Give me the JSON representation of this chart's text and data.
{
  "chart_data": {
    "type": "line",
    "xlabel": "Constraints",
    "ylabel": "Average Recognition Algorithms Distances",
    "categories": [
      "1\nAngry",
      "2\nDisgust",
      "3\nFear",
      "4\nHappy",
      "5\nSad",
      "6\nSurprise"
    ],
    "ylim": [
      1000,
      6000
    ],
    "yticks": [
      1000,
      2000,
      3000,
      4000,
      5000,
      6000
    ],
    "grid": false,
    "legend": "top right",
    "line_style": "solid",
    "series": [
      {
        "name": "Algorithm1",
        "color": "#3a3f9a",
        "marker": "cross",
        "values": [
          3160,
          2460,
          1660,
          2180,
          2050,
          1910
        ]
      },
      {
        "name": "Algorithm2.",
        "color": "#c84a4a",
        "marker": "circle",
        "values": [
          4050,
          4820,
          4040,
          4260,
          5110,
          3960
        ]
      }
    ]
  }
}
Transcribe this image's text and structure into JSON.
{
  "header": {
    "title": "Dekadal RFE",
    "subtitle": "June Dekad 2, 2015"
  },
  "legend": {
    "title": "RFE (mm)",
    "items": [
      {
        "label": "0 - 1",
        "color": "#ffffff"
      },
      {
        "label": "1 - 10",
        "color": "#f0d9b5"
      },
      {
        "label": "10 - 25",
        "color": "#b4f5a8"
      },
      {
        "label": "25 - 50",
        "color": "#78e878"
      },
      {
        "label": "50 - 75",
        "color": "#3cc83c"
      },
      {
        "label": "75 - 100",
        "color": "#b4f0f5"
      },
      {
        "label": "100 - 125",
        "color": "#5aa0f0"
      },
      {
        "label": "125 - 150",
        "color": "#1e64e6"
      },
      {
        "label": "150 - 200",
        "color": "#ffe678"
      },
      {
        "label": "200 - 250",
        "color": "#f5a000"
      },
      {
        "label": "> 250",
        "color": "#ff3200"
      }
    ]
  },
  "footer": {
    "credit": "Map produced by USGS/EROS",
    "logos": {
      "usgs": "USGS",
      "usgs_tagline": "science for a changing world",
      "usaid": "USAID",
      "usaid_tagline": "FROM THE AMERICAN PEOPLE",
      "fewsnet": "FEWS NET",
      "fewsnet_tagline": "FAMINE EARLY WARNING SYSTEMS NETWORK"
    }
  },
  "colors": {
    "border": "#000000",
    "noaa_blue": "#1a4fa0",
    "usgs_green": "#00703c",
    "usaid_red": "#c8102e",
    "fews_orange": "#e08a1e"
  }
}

-.-.-

• The request: Restate every line of the data word for word.

• Answer:
Give me the JSON representation of this chart's text and data.
{
  "chart_data": {
    "type": "line",
    "xlabel": "Constraints",
    "ylabel": "Average Recognition Algorithms Distances",
    "categories": [
      "1\nAngry",
      "2\nDisgust",
      "3\nFear",
      "4\nHappy",
      "5\nSad",
      "6\nSurprise"
    ],
    "ylim": [
      1000,
      6000
    ],
    "yticks": [
      1000,
      2000,
      3000,
      4000,
      5000,
      6000
    ],
    "grid": false,
    "legend": "top right",
    "line_style": "solid",
    "series": [
      {
        "name": "Algorithm1",
        "color": "#3a3f9a",
        "marker": "cross",
        "values": [
          3160,
          2460,
          1660,
          2180,
          2050,
          1910
        ]
      },
      {
        "name": "Algorithm2.",
        "color": "#c84a4a",
        "marker": "circle",
        "values": [
          4050,
          4820,
          4040,
          4260,
          5110,
          3960
        ]
      }
    ]
  }
}
Transcribe this image's text and structure into JSON.
{
  "header": {
    "title": "Dekadal RFE",
    "subtitle": "June Dekad 2, 2015"
  },
  "legend": {
    "title": "RFE (mm)",
    "items": [
      {
        "label": "0 - 1",
        "color": "#ffffff"
      },
      {
        "label": "1 - 10",
        "color": "#f0d9b5"
      },
      {
        "label": "10 - 25",
        "color": "#b4f5a8"
      },
      {
        "label": "25 - 50",
        "color": "#78e878"
      },
      {
        "label": "50 - 75",
        "color": "#3cc83c"
      },
      {
        "label": "75 - 100",
        "color": "#b4f0f5"
      },
      {
        "label": "100 - 125",
        "color": "#5aa0f0"
      },
      {
        "label": "125 - 150",
        "color": "#1e64e6"
      },
      {
        "label": "150 - 200",
        "color": "#ffe678"
      },
      {
        "label": "200 - 250",
        "color": "#f5a000"
      },
      {
        "label": "> 250",
        "color": "#ff3200"
      }
    ]
  },
  "footer": {
    "credit": "Map produced by USGS/EROS",
    "logos": {
      "usgs": "USGS",
      "usgs_tagline": "science for a changing world",
      "usaid": "USAID",
      "usaid_tagline": "FROM THE AMERICAN PEOPLE",
      "fewsnet": "FEWS NET",
      "fewsnet_tagline": "FAMINE EARLY WARNING SYSTEMS NETWORK"
    }
  },
  "colors": {
    "border": "#000000",
    "noaa_blue": "#1a4fa0",
    "usgs_green": "#00703c",
    "usaid_red": "#c8102e",
    "fews_orange": "#e08a1e"
  }
}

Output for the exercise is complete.